EXERCISE OBJECTIVE — Reproduce the whole listing, character for character.

--- BEGIN ---

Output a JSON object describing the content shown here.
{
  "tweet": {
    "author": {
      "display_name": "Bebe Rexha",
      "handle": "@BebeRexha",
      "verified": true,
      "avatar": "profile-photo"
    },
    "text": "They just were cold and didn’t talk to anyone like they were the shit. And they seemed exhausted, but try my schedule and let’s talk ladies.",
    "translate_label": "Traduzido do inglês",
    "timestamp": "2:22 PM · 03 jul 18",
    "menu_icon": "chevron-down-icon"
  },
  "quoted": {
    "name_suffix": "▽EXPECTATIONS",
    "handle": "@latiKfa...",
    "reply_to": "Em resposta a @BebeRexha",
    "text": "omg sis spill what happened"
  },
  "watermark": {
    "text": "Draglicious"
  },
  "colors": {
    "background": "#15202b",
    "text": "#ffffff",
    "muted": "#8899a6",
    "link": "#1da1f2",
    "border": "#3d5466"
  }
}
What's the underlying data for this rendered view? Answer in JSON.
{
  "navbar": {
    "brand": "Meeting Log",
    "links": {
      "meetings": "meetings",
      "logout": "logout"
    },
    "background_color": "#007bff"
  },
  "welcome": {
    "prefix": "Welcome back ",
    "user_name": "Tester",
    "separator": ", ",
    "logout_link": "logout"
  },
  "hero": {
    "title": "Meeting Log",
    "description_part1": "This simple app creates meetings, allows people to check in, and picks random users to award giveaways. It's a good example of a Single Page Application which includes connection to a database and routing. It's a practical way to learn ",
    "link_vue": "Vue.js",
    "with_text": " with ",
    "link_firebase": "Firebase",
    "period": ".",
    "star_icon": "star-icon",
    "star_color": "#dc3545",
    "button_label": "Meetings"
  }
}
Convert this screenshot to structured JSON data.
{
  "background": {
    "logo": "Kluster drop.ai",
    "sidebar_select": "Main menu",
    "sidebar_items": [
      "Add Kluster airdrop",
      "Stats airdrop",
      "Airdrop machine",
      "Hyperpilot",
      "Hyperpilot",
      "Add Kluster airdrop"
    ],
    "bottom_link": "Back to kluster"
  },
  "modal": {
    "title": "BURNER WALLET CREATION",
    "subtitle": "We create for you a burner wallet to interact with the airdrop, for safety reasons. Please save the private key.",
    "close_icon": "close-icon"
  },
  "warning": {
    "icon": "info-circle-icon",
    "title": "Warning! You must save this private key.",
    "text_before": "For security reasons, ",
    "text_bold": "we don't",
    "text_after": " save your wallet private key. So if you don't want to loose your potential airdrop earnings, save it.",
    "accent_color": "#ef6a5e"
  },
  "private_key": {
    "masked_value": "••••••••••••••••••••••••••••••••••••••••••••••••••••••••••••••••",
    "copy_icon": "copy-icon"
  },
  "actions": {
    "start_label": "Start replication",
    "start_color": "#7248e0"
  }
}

--- END ---

ANSWER TO THE TASK —
Output a JSON object describing the content shown here.
{
  "tweet": {
    "author": {
      "display_name": "Bebe Rexha",
      "handle": "@BebeRexha",
      "verified": true,
      "avatar": "profile-photo"
    },
    "text": "They just were cold and didn’t talk to anyone like they were the shit. And they seemed exhausted, but try my schedule and let’s talk ladies.",
    "translate_label": "Traduzido do inglês",
    "timestamp": "2:22 PM · 03 jul 18",
    "menu_icon": "chevron-down-icon"
  },
  "quoted": {
    "name_suffix": "▽EXPECTATIONS",
    "handle": "@latiKfa...",
    "reply_to": "Em resposta a @BebeRexha",
    "text": "omg sis spill what happened"
  },
  "watermark": {
    "text": "Draglicious"
  },
  "colors": {
    "background": "#15202b",
    "text": "#ffffff",
    "muted": "#8899a6",
    "link": "#1da1f2",
    "border": "#3d5466"
  }
}
What's the underlying data for this rendered view? Answer in JSON.
{
  "navbar": {
    "brand": "Meeting Log",
    "links": {
      "meetings": "meetings",
      "logout": "logout"
    },
    "background_color": "#007bff"
  },
  "welcome": {
    "prefix": "Welcome back ",
    "user_name": "Tester",
    "separator": ", ",
    "logout_link": "logout"
  },
  "hero": {
    "title": "Meeting Log",
    "description_part1": "This simple app creates meetings, allows people to check in, and picks random users to award giveaways. It's a good example of a Single Page Application which includes connection to a database and routing. It's a practical way to learn ",
    "link_vue": "Vue.js",
    "with_text": " with ",
    "link_firebase": "Firebase",
    "period": ".",
    "star_icon": "star-icon",
    "star_color": "#dc3545",
    "button_label": "Meetings"
  }
}
Convert this screenshot to structured JSON data.
{
  "background": {
    "logo": "Kluster drop.ai",
    "sidebar_select": "Main menu",
    "sidebar_items": [
      "Add Kluster airdrop",
      "Stats airdrop",
      "Airdrop machine",
      "Hyperpilot",
      "Hyperpilot",
      "Add Kluster airdrop"
    ],
    "bottom_link": "Back to kluster"
  },
  "modal": {
    "title": "BURNER WALLET CREATION",
    "subtitle": "We create for you a burner wallet to interact with the airdrop, for safety reasons. Please save the private key.",
    "close_icon": "close-icon"
  },
  "warning": {
    "icon": "info-circle-icon",
    "title": "Warning! You must save this private key.",
    "text_before": "For security reasons, ",
    "text_bold": "we don't",
    "text_after": " save your wallet private key. So if you don't want to loose your potential airdrop earnings, save it.",
    "accent_color": "#ef6a5e"
  },
  "private_key": {
    "masked_value": "••••••••••••••••••••••••••••••••••••••••••••••••••••••••••••••••",
    "copy_icon": "copy-icon"
  },
  "actions": {
    "start_label": "Start replication",
    "start_color": "#7248e0"
  }
}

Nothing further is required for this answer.